++++ Given data

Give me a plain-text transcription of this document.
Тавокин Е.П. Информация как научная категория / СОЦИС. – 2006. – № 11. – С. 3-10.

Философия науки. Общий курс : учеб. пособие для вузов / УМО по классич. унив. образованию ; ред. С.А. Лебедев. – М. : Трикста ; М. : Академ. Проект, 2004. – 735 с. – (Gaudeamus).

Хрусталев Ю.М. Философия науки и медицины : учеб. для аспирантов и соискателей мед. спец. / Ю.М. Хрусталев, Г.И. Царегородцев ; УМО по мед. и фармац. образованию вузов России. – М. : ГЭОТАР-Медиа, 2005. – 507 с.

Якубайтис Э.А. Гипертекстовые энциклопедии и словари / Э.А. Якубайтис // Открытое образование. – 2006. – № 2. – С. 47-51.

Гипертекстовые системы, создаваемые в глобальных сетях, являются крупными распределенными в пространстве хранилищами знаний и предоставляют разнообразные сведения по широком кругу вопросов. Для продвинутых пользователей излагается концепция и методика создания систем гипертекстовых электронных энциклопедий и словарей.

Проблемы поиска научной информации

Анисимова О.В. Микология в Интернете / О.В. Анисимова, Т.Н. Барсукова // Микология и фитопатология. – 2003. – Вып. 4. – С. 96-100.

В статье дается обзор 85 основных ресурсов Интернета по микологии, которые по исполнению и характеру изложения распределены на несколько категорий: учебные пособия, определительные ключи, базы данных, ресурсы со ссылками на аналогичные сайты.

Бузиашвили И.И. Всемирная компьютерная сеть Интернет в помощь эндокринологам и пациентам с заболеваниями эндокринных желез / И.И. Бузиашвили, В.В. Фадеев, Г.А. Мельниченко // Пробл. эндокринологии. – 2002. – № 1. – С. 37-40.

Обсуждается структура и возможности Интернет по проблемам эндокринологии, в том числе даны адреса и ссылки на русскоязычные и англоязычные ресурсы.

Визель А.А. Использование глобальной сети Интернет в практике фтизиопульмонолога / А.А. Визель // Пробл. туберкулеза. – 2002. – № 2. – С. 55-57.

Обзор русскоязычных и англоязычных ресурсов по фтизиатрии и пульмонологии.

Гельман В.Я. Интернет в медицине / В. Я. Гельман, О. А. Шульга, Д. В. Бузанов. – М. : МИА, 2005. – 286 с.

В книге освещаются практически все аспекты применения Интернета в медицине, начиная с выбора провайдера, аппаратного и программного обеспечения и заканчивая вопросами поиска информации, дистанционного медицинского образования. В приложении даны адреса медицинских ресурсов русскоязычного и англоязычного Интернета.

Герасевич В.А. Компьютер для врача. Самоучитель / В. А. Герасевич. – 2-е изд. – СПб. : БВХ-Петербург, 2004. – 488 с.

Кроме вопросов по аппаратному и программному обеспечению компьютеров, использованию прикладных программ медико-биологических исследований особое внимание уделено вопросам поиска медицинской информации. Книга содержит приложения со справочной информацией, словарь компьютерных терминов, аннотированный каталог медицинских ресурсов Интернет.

++++++++

Print the listing above in full, exactly as it is.

Give me a plain-text transcription of this document.
Тавокин Е.П. Информация как научная категория / СОЦИС. – 2006. – № 11. – С. 3-10.

Философия науки. Общий курс : учеб. пособие для вузов / УМО по классич. унив. образованию ; ред. С.А. Лебедев. – М. : Трикста ; М. : Академ. Проект, 2004. – 735 с. – (Gaudeamus).

Хрусталев Ю.М. Философия науки и медицины : учеб. для аспирантов и соискателей мед. спец. / Ю.М. Хрусталев, Г.И. Царегородцев ; УМО по мед. и фармац. образованию вузов России. – М. : ГЭОТАР-Медиа, 2005. – 507 с.

Якубайтис Э.А. Гипертекстовые энциклопедии и словари / Э.А. Якубайтис // Открытое образование. – 2006. – № 2. – С. 47-51.

Гипертекстовые системы, создаваемые в глобальных сетях, являются крупными распределенными в пространстве хранилищами знаний и предоставляют разнообразные сведения по широком кругу вопросов. Для продвинутых пользователей излагается концепция и методика создания систем гипертекстовых электронных энциклопедий и словарей.

Проблемы поиска научной информации

Анисимова О.В. Микология в Интернете / О.В. Анисимова, Т.Н. Барсукова // Микология и фитопатология. – 2003. – Вып. 4. – С. 96-100.

В статье дается обзор 85 основных ресурсов Интернета по микологии, которые по исполнению и характеру изложения распределены на несколько категорий: учебные пособия, определительные ключи, базы данных, ресурсы со ссылками на аналогичные сайты.

Бузиашвили И.И. Всемирная компьютерная сеть Интернет в помощь эндокринологам и пациентам с заболеваниями эндокринных желез / И.И. Бузиашвили, В.В. Фадеев, Г.А. Мельниченко // Пробл. эндокринологии. – 2002. – № 1. – С. 37-40.

Обсуждается структура и возможности Интернет по проблемам эндокринологии, в том числе даны адреса и ссылки на русскоязычные и англоязычные ресурсы.

Визель А.А. Использование глобальной сети Интернет в практике фтизиопульмонолога / А.А. Визель // Пробл. туберкулеза. – 2002. – № 2. – С. 55-57.

Обзор русскоязычных и англоязычных ресурсов по фтизиатрии и пульмонологии.

Гельман В.Я. Интернет в медицине / В. Я. Гельман, О. А. Шульга, Д. В. Бузанов. – М. : МИА, 2005. – 286 с.

В книге освещаются практически все аспекты применения Интернета в медицине, начиная с выбора провайдера, аппаратного и программного обеспечения и заканчивая вопросами поиска информации, дистанционного медицинского образования. В приложении даны адреса медицинских ресурсов русскоязычного и англоязычного Интернета.

Герасевич В.А. Компьютер для врача. Самоучитель / В. А. Герасевич. – 2-е изд. – СПб. : БВХ-Петербург, 2004. – 488 с.

Кроме вопросов по аппаратному и программному обеспечению компьютеров, использованию прикладных программ медико-биологических исследований особое внимание уделено вопросам поиска медицинской информации. Книга содержит приложения со справочной информацией, словарь компьютерных терминов, аннотированный каталог медицинских ресурсов Интернет.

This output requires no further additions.